• [AIM OF THE TASK]: Across all the lines below, how many contain the string "тормозной"? Please reply with the number only.

[START OF MATERIAL SHOWN]

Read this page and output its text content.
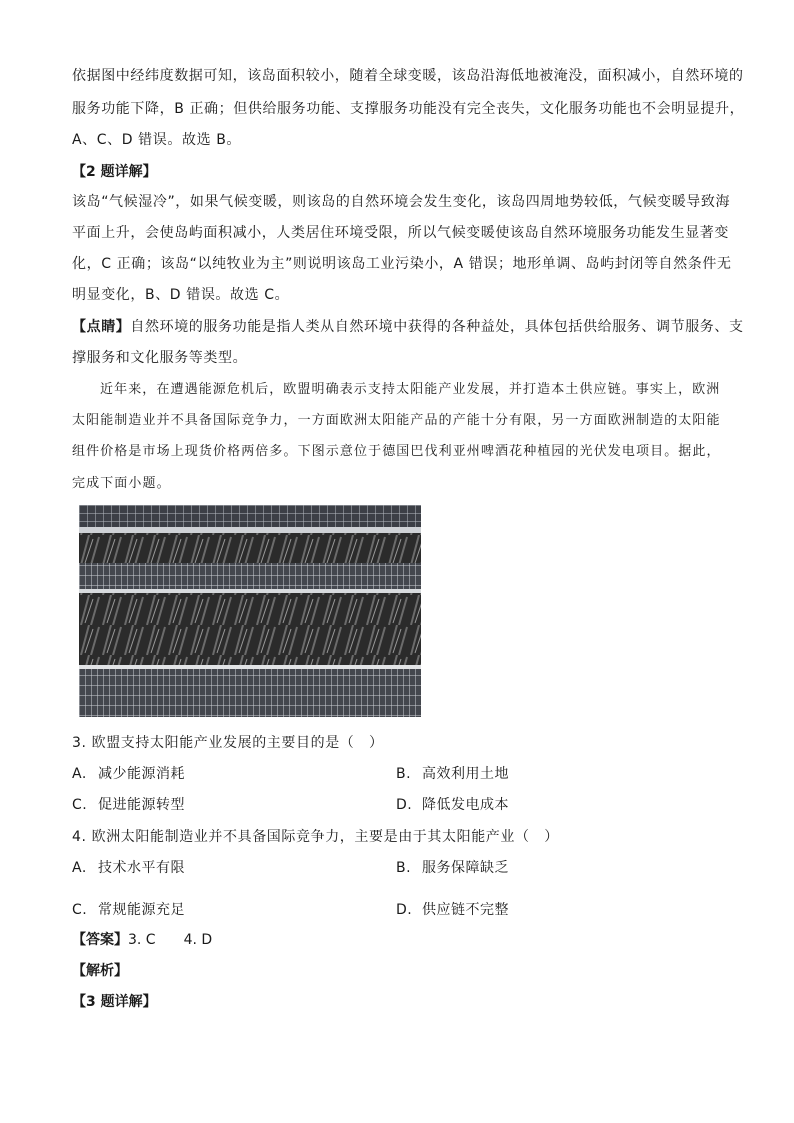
依据图中经纬度数据可知，该岛面积较小，随着全球变暖，该岛沿海低地被淹没，面积减小，自然环境的
服务功能下降，B 正确；但供给服务功能、支撑服务功能没有完全丧失，文化服务功能也不会明显提升，
A、C、D 错误。故选 B。
【2 题详解】
该岛“气候湿冷”，如果气候变暖，则该岛的自然环境会发生变化，该岛四周地势较低，气候变暖导致海
平面上升，会使岛屿面积减小，人类居住环境受限，所以气候变暖使该岛自然环境服务功能发生显著变
化，C 正确；该岛“以纯牧业为主”则说明该岛工业污染小，A 错误；地形单调、岛屿封闭等自然条件无
明显变化，B、D 错误。故选 C。
【点睛】自然环境的服务功能是指人类从自然环境中获得的各种益处，具体包括供给服务、调节服务、支
撑服务和文化服务等类型。
近年来，在遭遇能源危机后，欧盟明确表示支持太阳能产业发展，并打造本土供应链。事实上，欧洲
太阳能制造业并不具备国际竞争力，一方面欧洲太阳能产品的产能十分有限，另一方面欧洲制造的太阳能
组件价格是市场上现货价格两倍多。下图示意位于德国巴伐利亚州啤酒花种植园的光伏发电项目。据此，
完成下面小题。
3. 欧盟支持太阳能产业发展的主要目的是（　）
A. 减少能源消耗	B. 高效利用土地
C. 促进能源转型	D. 降低发电成本
4. 欧洲太阳能制造业并不具备国际竞争力，主要是由于其太阳能产业（　）
A. 技术水平有限	B. 服务保障缺乏
C. 常规能源充足	D. 供应链不完整
【答案】3. C　　4. D
【解析】
【3 题详解】
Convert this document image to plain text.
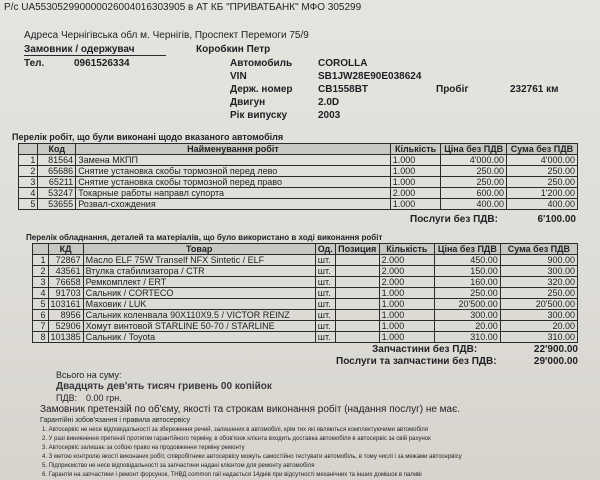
Р/с UA553052990000026004016303905 в АТ КБ "ПРИВАТБАНК" МФО 305299
Адреса Чернігівська обл м. Чернігів, Проспект Перемоги 75/9
Замовник / одержувач	Коробкин Петр
Тел.	0961526334	Автомобиль	COROLLA
VIN	SB1JW28E90E038624
Держ. номер	CB1558BT	Пробіг	232761 км
Двигун	2.0D
Рік випуску	2003
Перелік робіт, що були виконані щодо вказаного автомобіля
	Код	Найменування робіт	Кількість	Ціна без ПДВ	Сума без ПДВ
1	81564	Замена МКПП	1.000	4'000.00	4'000.00
2	65686	Снятие установка скобы тормозной перед лево	1.000	250.00	250.00
3	65211	Снятие установка скобы тормозной перед право	1.000	250.00	250.00
4	53247	Токарные работы направл супорта	2.000	600.00	1'200.00
5	53655	Розвал-схождения	1.000	400.00	400.00
Послуги без ПДВ:	6'100.00
Перелік обладнання, деталей та матеріалів, що було використано в ході виконання робіт
	КД	Товар	Од.	Позиция	Кількість	Ціна без ПДВ	Сума без ПДВ
1	72867	Масло ELF 75W Tranself NFX Sintetic / ELF	шт.		2.000	450.00	900.00
2	43561	Втулка стабилизатора / CTR	шт.		2.000	150.00	300.00
3	76658	Ремкомплект / ERT	шт.		2.000	160.00	320.00
4	91703	Сальник / CORTECO	шт.		1.000	250.00	250.00
5	103161	Маховик / LUK	шт.		1.000	20'500.00	20'500.00
6	8956	Сальник коленвала 90X110X9.5 / VICTOR REINZ	шт.		1.000	300.00	300.00
7	52906	Хомут винтовой STARLINE 50-70 / STARLINE	шт.		1.000	20.00	20.00
8	101385	Сальник / Toyota	шт.		1.000	310.00	310.00
Запчастини без ПДВ:	22'900.00
Послуги та запчастини без ПДВ:	29'000.00
Всього на суму:
Двадцять дев'ять тисяч гривень 00 копійок
ПДВ: 0.00 грн.
Замовник претензій по об'єму, якості та строкам виконання робіт (надання послуг) не має.
Гарантійні зобов'язання і правила автосервісу
1. Автосервіс не несе відповідальності за збереження речей, залишених в автомобілі, крім тих які являються комплектуючими автомобіля
2. У разі виникнення претензії протягом гарантійного терміну, в обов'язок клієнта входить доставка автомобіля в автосервіс за свій рахунок
3. Автосервіс залишає за собою право на продовження терміну ремонту
4. З метою контролю якості виконаних робіт, співробітники автосервісу можуть самостійно тестувати автомобіль, в тому числі і за межами автосервісу
5. Підприємство не несе відповідальності за запчастини надані клієнтом для ремонту автомобіля
6. Гарантія на запчастини і ремонт форсунок, ТНВД common rail надається 14днів при відсутності механічних та інших домішок в паливі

[END OF MATERIAL SHOWN]

• [SOLUTION BELOW]: 2